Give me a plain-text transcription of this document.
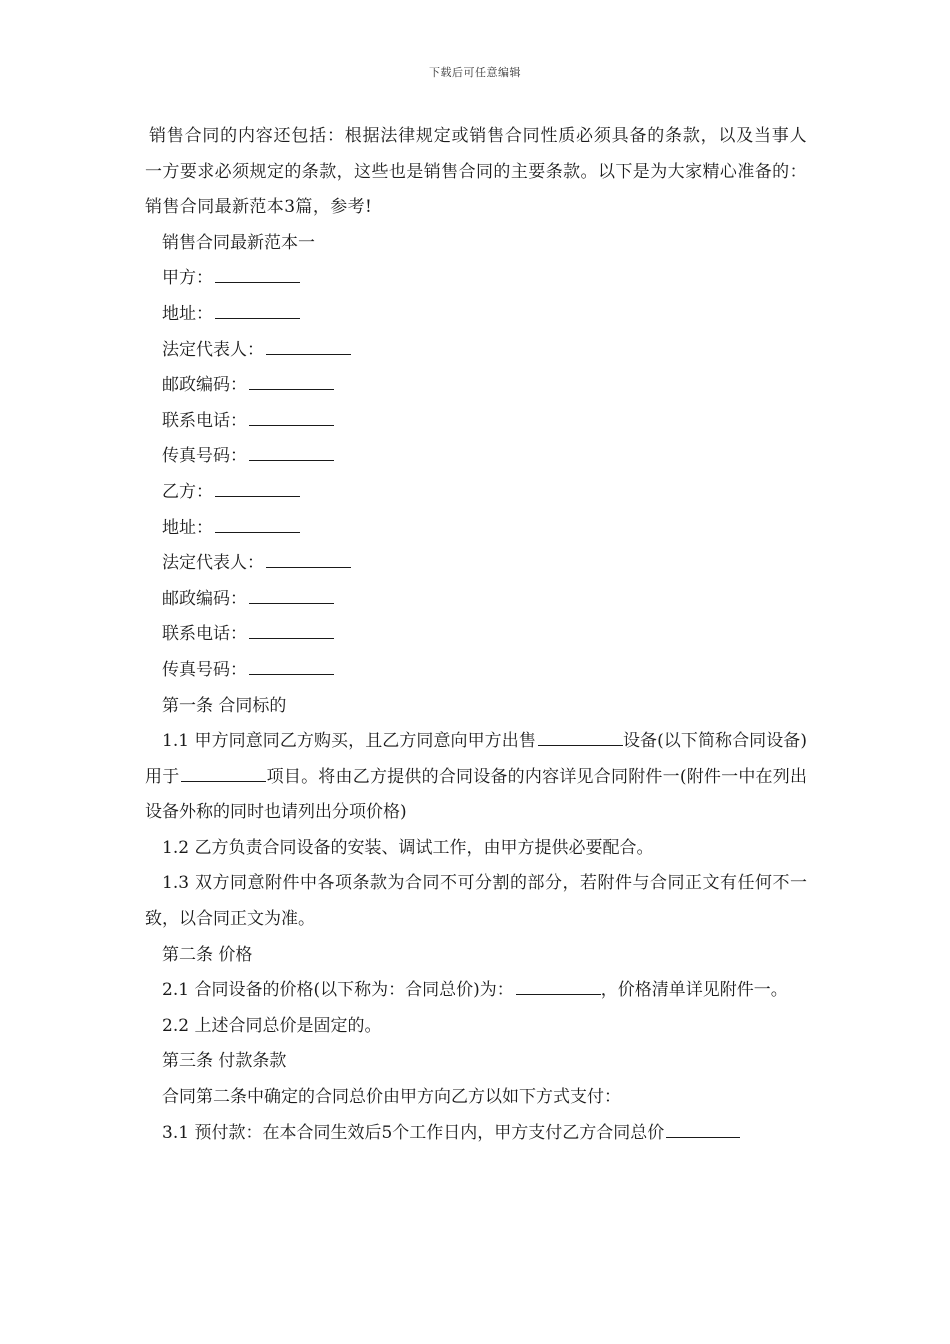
下载后可任意编辑
销售合同的内容还包括：根据法律规定或销售合同性质必须具备的条款，以及当事人一方要求必须规定的条款，这些也是销售合同的主要条款。以下是为大家精心准备的：销售合同最新范本3篇，参考!
销售合同最新范本一
甲方：
地址：
法定代表人：
邮政编码：
联系电话：
传真号码：
乙方：
地址：
法定代表人：
邮政编码：
联系电话：
传真号码：
第一条 合同标的
1.1 甲方同意同乙方购买，且乙方同意向甲方出售	设备(以下简称合同设备)用于	项目。将由乙方提供的合同设备的内容详见合同附件一(附件一中在列出设备外称的同时也请列出分项价格)
1.2 乙方负责合同设备的安装、调试工作，由甲方提供必要配合。
1.3 双方同意附件中各项条款为合同不可分割的部分，若附件与合同正文有任何不一致，以合同正文为准。
第二条 价格
2.1 合同设备的价格(以下称为：合同总价)为：	，价格清单详见附件一。
2.2 上述合同总价是固定的。
第三条 付款条款
合同第二条中确定的合同总价由甲方向乙方以如下方式支付：
3.1 预付款：在本合同生效后5个工作日内，甲方支付乙方合同总价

----

Return all of the entries word for word, but omit the pictures.

_TASK OUTPUT_
Give me a plain-text transcription of this document.
下载后可任意编辑
销售合同的内容还包括：根据法律规定或销售合同性质必须具备的条款，以及当事人一方要求必须规定的条款，这些也是销售合同的主要条款。以下是为大家精心准备的：销售合同最新范本3篇，参考!
销售合同最新范本一
甲方：
地址：
法定代表人：
邮政编码：
联系电话：
传真号码：
乙方：
地址：
法定代表人：
邮政编码：
联系电话：
传真号码：
第一条 合同标的
1.1 甲方同意同乙方购买，且乙方同意向甲方出售	设备(以下简称合同设备)用于	项目。将由乙方提供的合同设备的内容详见合同附件一(附件一中在列出设备外称的同时也请列出分项价格)
1.2 乙方负责合同设备的安装、调试工作，由甲方提供必要配合。
1.3 双方同意附件中各项条款为合同不可分割的部分，若附件与合同正文有任何不一致，以合同正文为准。
第二条 价格
2.1 合同设备的价格(以下称为：合同总价)为：	，价格清单详见附件一。
2.2 上述合同总价是固定的。
第三条 付款条款
合同第二条中确定的合同总价由甲方向乙方以如下方式支付：
3.1 预付款：在本合同生效后5个工作日内，甲方支付乙方合同总价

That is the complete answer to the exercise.